> [INFORMATION SHOWN]:
..............................

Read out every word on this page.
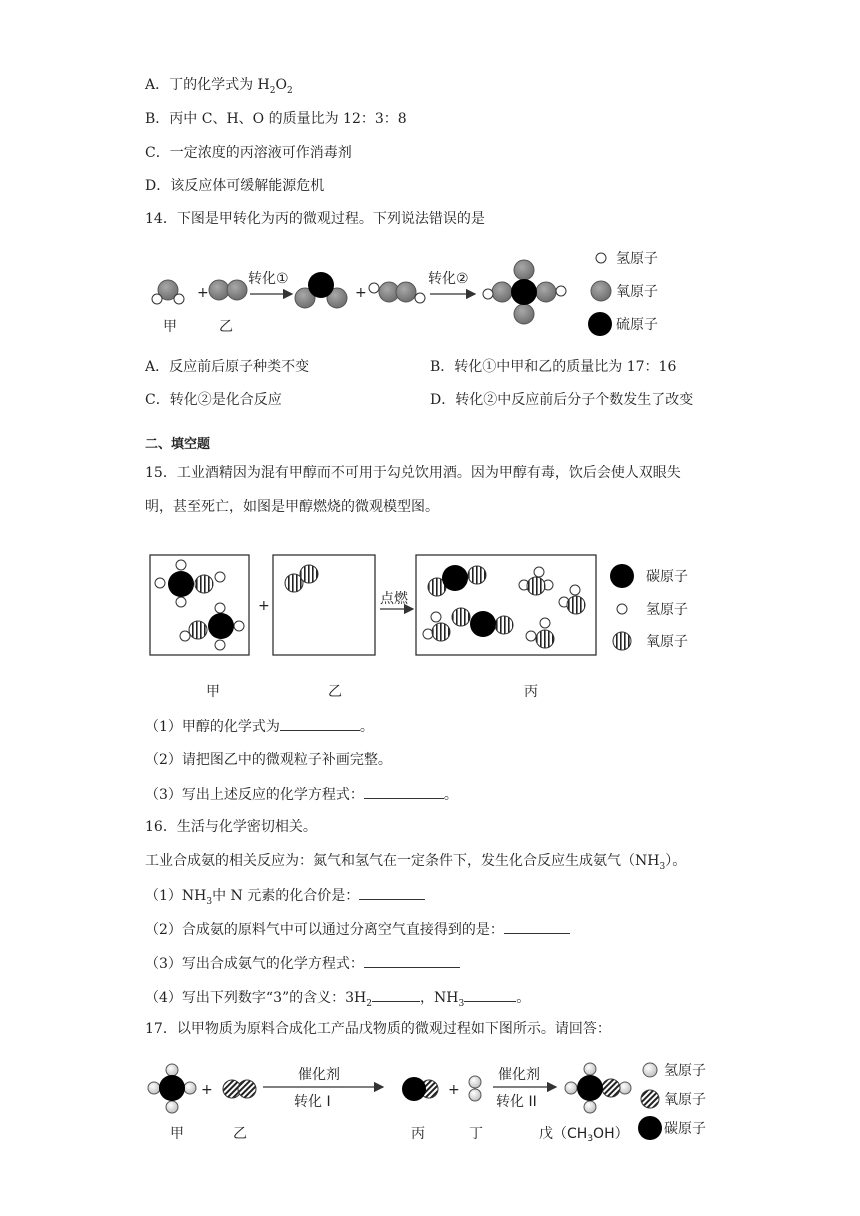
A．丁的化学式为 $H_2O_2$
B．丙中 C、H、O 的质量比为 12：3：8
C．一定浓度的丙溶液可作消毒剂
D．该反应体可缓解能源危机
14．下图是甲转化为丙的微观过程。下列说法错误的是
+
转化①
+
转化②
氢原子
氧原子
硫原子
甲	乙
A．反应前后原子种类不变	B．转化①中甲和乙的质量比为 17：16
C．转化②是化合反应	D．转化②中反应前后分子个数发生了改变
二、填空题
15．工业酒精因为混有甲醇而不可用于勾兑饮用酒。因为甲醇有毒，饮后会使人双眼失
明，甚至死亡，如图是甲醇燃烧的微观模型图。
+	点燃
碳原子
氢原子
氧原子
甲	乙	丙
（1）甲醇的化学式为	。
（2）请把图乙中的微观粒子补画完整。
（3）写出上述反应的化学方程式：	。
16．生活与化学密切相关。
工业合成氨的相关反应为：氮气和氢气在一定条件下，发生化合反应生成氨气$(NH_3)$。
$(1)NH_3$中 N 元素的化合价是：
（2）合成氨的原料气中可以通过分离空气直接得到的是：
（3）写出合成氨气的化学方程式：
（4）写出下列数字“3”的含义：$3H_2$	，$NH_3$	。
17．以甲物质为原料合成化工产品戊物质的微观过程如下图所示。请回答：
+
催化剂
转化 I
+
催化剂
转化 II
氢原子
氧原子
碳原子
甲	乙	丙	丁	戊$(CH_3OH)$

..............................

In your copy, repeat each record exactly and include no pictures.

> [SOLUTION]:
Read out every word on this page.
A．丁的化学式为 $H_2O_2$
B．丙中 C、H、O 的质量比为 12：3：8
C．一定浓度的丙溶液可作消毒剂
D．该反应体可缓解能源危机
14．下图是甲转化为丙的微观过程。下列说法错误的是
+
转化①
+
转化②
氢原子
氧原子
硫原子
甲	乙
A．反应前后原子种类不变	B．转化①中甲和乙的质量比为 17：16
C．转化②是化合反应	D．转化②中反应前后分子个数发生了改变
二、填空题
15．工业酒精因为混有甲醇而不可用于勾兑饮用酒。因为甲醇有毒，饮后会使人双眼失
明，甚至死亡，如图是甲醇燃烧的微观模型图。
+	点燃
碳原子
氢原子
氧原子
甲	乙	丙
（1）甲醇的化学式为	。
（2）请把图乙中的微观粒子补画完整。
（3）写出上述反应的化学方程式：	。
16．生活与化学密切相关。
工业合成氨的相关反应为：氮气和氢气在一定条件下，发生化合反应生成氨气$(NH_3)$。
$(1)NH_3$中 N 元素的化合价是：
（2）合成氨的原料气中可以通过分离空气直接得到的是：
（3）写出合成氨气的化学方程式：
（4）写出下列数字“3”的含义：$3H_2$	，$NH_3$	。
17．以甲物质为原料合成化工产品戊物质的微观过程如下图所示。请回答：
+
催化剂
转化 I
+
催化剂
转化 II
氢原子
氧原子
碳原子
甲	乙	丙	丁	戊$(CH_3OH)$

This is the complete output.